# start of Records

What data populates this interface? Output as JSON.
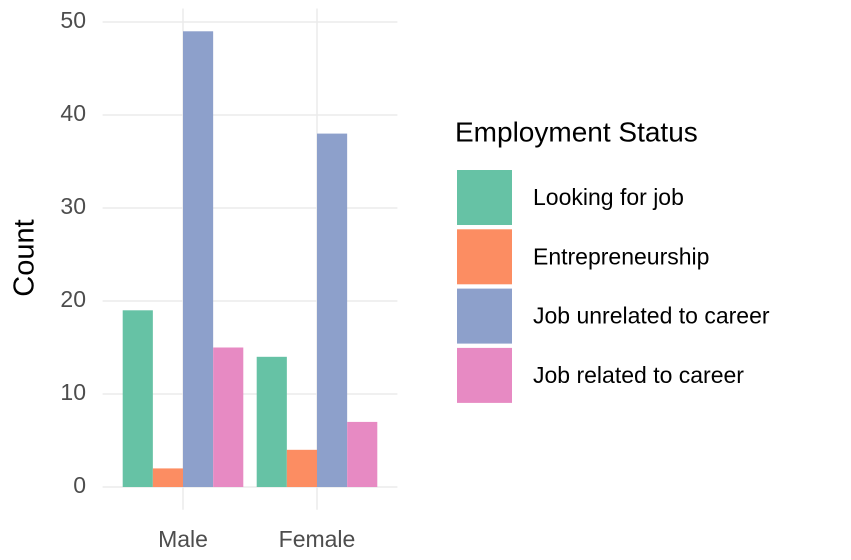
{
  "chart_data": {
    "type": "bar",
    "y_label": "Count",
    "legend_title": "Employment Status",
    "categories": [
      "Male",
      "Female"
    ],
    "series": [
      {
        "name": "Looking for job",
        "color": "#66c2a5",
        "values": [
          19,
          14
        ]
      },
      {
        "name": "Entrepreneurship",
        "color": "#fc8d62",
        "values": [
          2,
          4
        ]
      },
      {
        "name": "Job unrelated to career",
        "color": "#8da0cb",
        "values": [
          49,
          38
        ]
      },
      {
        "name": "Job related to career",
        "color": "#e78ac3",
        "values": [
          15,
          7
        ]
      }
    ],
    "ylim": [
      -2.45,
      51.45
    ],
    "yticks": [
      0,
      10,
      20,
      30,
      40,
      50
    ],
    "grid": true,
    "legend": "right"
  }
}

# end of Records

What you need to do:
Every line of text is to be repeated exactly; pictures are left out.

Full answer:
What data populates this interface? Output as JSON.
{
  "chart_data": {
    "type": "bar",
    "y_label": "Count",
    "legend_title": "Employment Status",
    "categories": [
      "Male",
      "Female"
    ],
    "series": [
      {
        "name": "Looking for job",
        "color": "#66c2a5",
        "values": [
          19,
          14
        ]
      },
      {
        "name": "Entrepreneurship",
        "color": "#fc8d62",
        "values": [
          2,
          4
        ]
      },
      {
        "name": "Job unrelated to career",
        "color": "#8da0cb",
        "values": [
          49,
          38
        ]
      },
      {
        "name": "Job related to career",
        "color": "#e78ac3",
        "values": [
          15,
          7
        ]
      }
    ],
    "ylim": [
      -2.45,
      51.45
    ],
    "yticks": [
      0,
      10,
      20,
      30,
      40,
      50
    ],
    "grid": true,
    "legend": "right"
  }
}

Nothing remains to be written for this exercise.